What the exercise asks:
Copy the records starting at the line that contains "table-search-placeholder: Search [580, 573, 650, 598]" and ending at the line that contains "service-status-icon [313, 32, 325, 44]", swapping every "column-label" for "column-heading" and keeping everything else the same.

Data for the task:
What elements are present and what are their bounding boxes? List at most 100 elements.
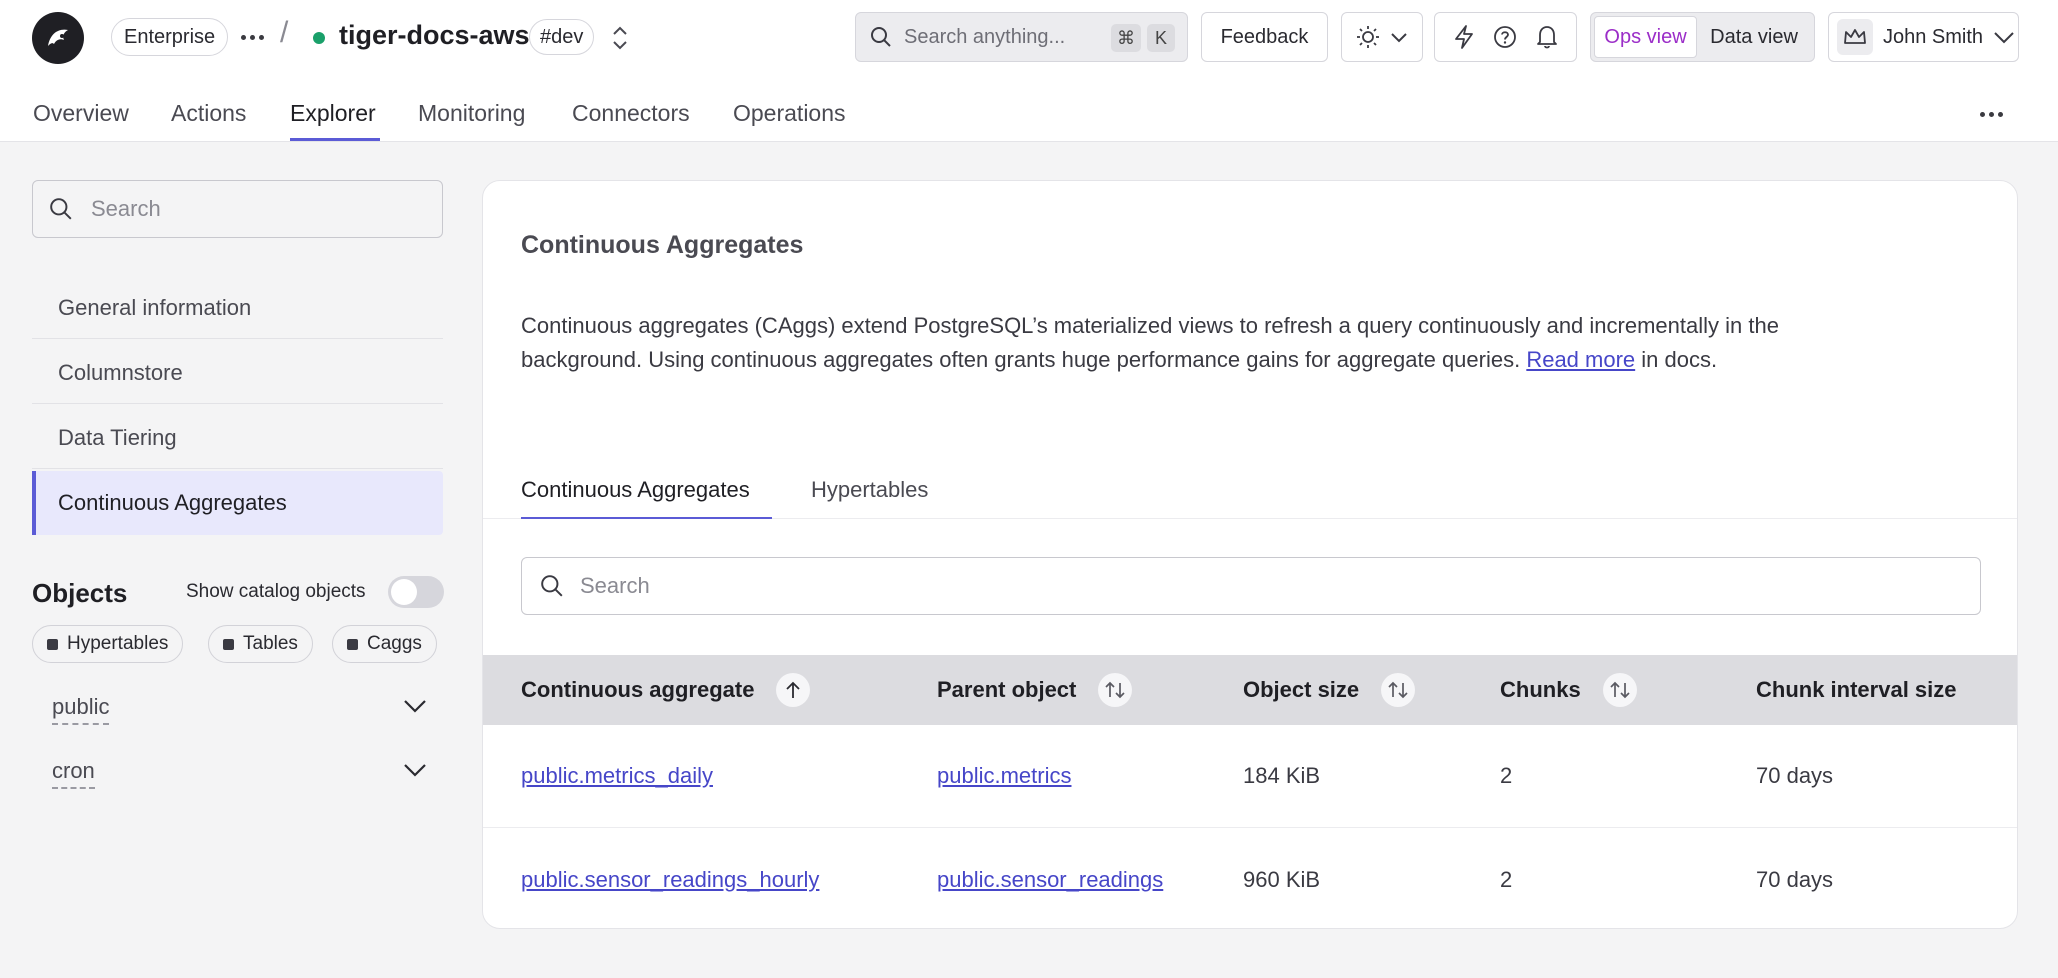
table-search-placeholder: Search [580, 573, 650, 598]
column-label: Parent object [937, 677, 1077, 702]
cagg-link[interactable]: public.metrics_daily [521, 763, 713, 789]
table-row: public.sensor_readings_hourly public.sen… [483, 829, 2017, 928]
table-icon [223, 638, 234, 650]
crown-icon [1837, 19, 1873, 55]
column-label: Object size [1243, 677, 1360, 702]
tab-overview[interactable]: Overview [33, 100, 129, 127]
table-row: public.metrics_daily public.metrics 184 … [483, 725, 2017, 828]
tab-explorer[interactable]: Explorer [290, 100, 376, 127]
column-label: Continuous aggregate [521, 677, 755, 702]
sidebar-search-input[interactable]: Search [32, 180, 443, 238]
chevron-down-icon[interactable] [403, 762, 427, 778]
sidebar-item-continuous-aggregates[interactable]: Continuous Aggregates [32, 471, 443, 535]
chevron-down-icon [1391, 33, 1407, 43]
ops-view-button[interactable]: Ops view [1594, 16, 1698, 58]
service-name[interactable]: tiger-docs-aws [339, 20, 530, 51]
header-actions [1434, 12, 1577, 62]
filter-chip-caggs[interactable]: Caggs [332, 625, 437, 663]
top-bar: Enterprise / tiger-docs-aws #dev Search … [0, 0, 2058, 74]
help-icon[interactable] [1493, 25, 1517, 49]
data-view-button[interactable]: Data view [1697, 16, 1811, 58]
more-horizontal-icon[interactable] [241, 35, 264, 40]
active-tab-indicator [521, 517, 772, 519]
shortcut-k-key: K [1147, 24, 1175, 52]
breadcrumb-separator: / [280, 16, 289, 49]
search-icon [50, 198, 72, 220]
cagg-icon [347, 638, 358, 650]
column-label: Chunks [1500, 677, 1581, 702]
chunks-count: 2 [1500, 763, 1513, 788]
global-search-input[interactable]: Search anything... ⌘ K [855, 12, 1188, 62]
chevron-up-down-icon[interactable] [607, 24, 633, 52]
description-suffix: in docs. [1635, 347, 1718, 372]
schema-public[interactable]: public [52, 694, 110, 725]
tab-operations[interactable]: Operations [733, 100, 846, 127]
plan-label: Enterprise [124, 25, 216, 48]
theme-toggle-button[interactable] [1341, 12, 1423, 62]
filter-chip-tables[interactable]: Tables [208, 625, 313, 663]
table-header: Continuous aggregate Parent object Objec… [483, 655, 2017, 725]
sort-icon[interactable] [1602, 673, 1637, 707]
chunks-count: 2 [1500, 867, 1513, 892]
description: Continuous aggregates (CAggs) extend Pos… [521, 309, 1781, 377]
service-status-icon [313, 32, 325, 44]
sort-icon[interactable] [1098, 673, 1133, 707]
active-tab-indicator [290, 138, 380, 141]
tab-hypertables[interactable]: Hypertables [811, 477, 928, 503]
page-title: Continuous Aggregates [521, 231, 804, 259]
shortcut-cmd-key: ⌘ [1111, 24, 1141, 52]
more-horizontal-icon[interactable] [1980, 112, 2003, 117]
read-more-link[interactable]: Read more [1526, 347, 1635, 372]
objects-heading: Objects [32, 578, 128, 608]
search-icon [541, 575, 563, 597]
tiger-logo-icon[interactable] [32, 12, 84, 64]
env-tag-label: #dev [540, 25, 584, 48]
column-header-chunks: Chunks [1500, 673, 1637, 707]
parent-object-link[interactable]: public.metrics [937, 763, 1071, 789]
view-toggle: Ops view Data view [1590, 12, 1815, 62]
global-search-placeholder: Search anything... [904, 25, 1066, 48]
filter-chip-label: Hypertables [67, 633, 169, 654]
filter-chip-label: Caggs [367, 633, 422, 654]
column-header-continuous-aggregate: Continuous aggregate [521, 673, 811, 707]
chunk-interval: 70 days [1756, 763, 1834, 788]
parent-object-link[interactable]: public.sensor_readings [937, 867, 1163, 893]
tab-connectors[interactable]: Connectors [572, 100, 690, 127]
lightning-icon[interactable] [1452, 24, 1476, 50]
sort-ascending-icon[interactable] [776, 673, 811, 707]
tab-actions[interactable]: Actions [171, 100, 246, 127]
tab-continuous-aggregates[interactable]: Continuous Aggregates [521, 477, 750, 503]
sidebar-item-data-tiering[interactable]: Data Tiering [32, 407, 443, 469]
schema-cron[interactable]: cron [52, 758, 95, 789]
sidebar-item-columnstore[interactable]: Columnstore [32, 342, 443, 404]
main-nav: Overview Actions Explorer Monitoring Con… [0, 74, 2058, 142]
bell-icon[interactable] [1535, 24, 1559, 50]
user-menu-button[interactable]: John Smith [1828, 12, 2019, 62]
table-search-input[interactable]: Search [521, 557, 1981, 615]
tab-monitoring[interactable]: Monitoring [418, 100, 525, 127]
column-header-object-size: Object size [1243, 673, 1416, 707]
object-size: 184 KiB [1243, 763, 1321, 788]
chevron-down-icon[interactable] [403, 698, 427, 714]
sidebar-item-general-information[interactable]: General information [32, 277, 443, 339]
show-catalog-label: Show catalog objects [186, 581, 366, 602]
cagg-link[interactable]: public.sensor_readings_hourly [521, 867, 819, 893]
sidebar-search-placeholder: Search [91, 196, 161, 221]
continuous-aggregates-panel: Continuous Aggregates Continuous aggrega… [482, 180, 2018, 929]
show-catalog-toggle[interactable] [388, 576, 444, 608]
feedback-label: Feedback [1220, 25, 1309, 48]
column-header-chunk-interval-size: Chunk interval size [1756, 677, 1957, 703]
sun-icon [1357, 26, 1379, 48]
plan-badge: Enterprise [111, 18, 229, 56]
chevron-down-icon [1994, 32, 2014, 44]
toggle-knob [391, 579, 417, 605]
feedback-button[interactable]: Feedback [1201, 12, 1328, 62]
column-label: Chunk interval size [1756, 677, 1957, 702]
hypertable-icon [47, 638, 58, 650]
sort-icon[interactable] [1381, 673, 1416, 707]
chunk-interval: 70 days [1756, 867, 1834, 892]
search-icon [871, 27, 891, 47]
column-header-parent-object: Parent object [937, 673, 1133, 707]
env-tag: #dev [529, 19, 595, 55]
filter-chip-hypertables[interactable]: Hypertables [32, 625, 184, 663]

Full output:
table-search-placeholder: Search [580, 573, 650, 598]
column-heading: Parent object [937, 677, 1077, 702]
cagg-link[interactable]: public.metrics_daily [521, 763, 713, 789]
table-row: public.sensor_readings_hourly public.sen… [483, 829, 2017, 928]
table-icon [223, 638, 234, 650]
crown-icon [1837, 19, 1873, 55]
column-heading: Object size [1243, 677, 1360, 702]
tab-overview[interactable]: Overview [33, 100, 129, 127]
table-row: public.metrics_daily public.metrics 184 … [483, 725, 2017, 828]
tab-explorer[interactable]: Explorer [290, 100, 376, 127]
column-heading: Continuous aggregate [521, 677, 755, 702]
sidebar-search-input[interactable]: Search [32, 180, 443, 238]
chevron-down-icon[interactable] [403, 762, 427, 778]
sidebar-item-continuous-aggregates[interactable]: Continuous Aggregates [32, 471, 443, 535]
chevron-down-icon [1391, 33, 1407, 43]
ops-view-button[interactable]: Ops view [1594, 16, 1698, 58]
service-name[interactable]: tiger-docs-aws [339, 20, 530, 51]
header-actions [1434, 12, 1577, 62]
filter-chip-caggs[interactable]: Caggs [332, 625, 437, 663]
top-bar: Enterprise / tiger-docs-aws #dev Search … [0, 0, 2058, 74]
help-icon[interactable] [1493, 25, 1517, 49]
data-view-button[interactable]: Data view [1697, 16, 1811, 58]
more-horizontal-icon[interactable] [241, 35, 264, 40]
active-tab-indicator [521, 517, 772, 519]
shortcut-k-key: K [1147, 24, 1175, 52]
breadcrumb-separator: / [280, 16, 289, 49]
search-icon [50, 198, 72, 220]
cagg-icon [347, 638, 358, 650]
column-heading: Chunks [1500, 677, 1581, 702]
chunks-count: 2 [1500, 763, 1513, 788]
global-search-input[interactable]: Search anything... ⌘ K [855, 12, 1188, 62]
chevron-up-down-icon[interactable] [607, 24, 633, 52]
description-suffix: in docs. [1635, 347, 1718, 372]
schema-public[interactable]: public [52, 694, 110, 725]
tab-operations[interactable]: Operations [733, 100, 846, 127]
plan-label: Enterprise [124, 25, 216, 48]
theme-toggle-button[interactable] [1341, 12, 1423, 62]
filter-chip-tables[interactable]: Tables [208, 625, 313, 663]
table-header: Continuous aggregate Parent object Objec… [483, 655, 2017, 725]
sort-icon[interactable] [1602, 673, 1637, 707]
chunks-count: 2 [1500, 867, 1513, 892]
description: Continuous aggregates (CAggs) extend Pos… [521, 309, 1781, 377]
service-status-icon [313, 32, 325, 44]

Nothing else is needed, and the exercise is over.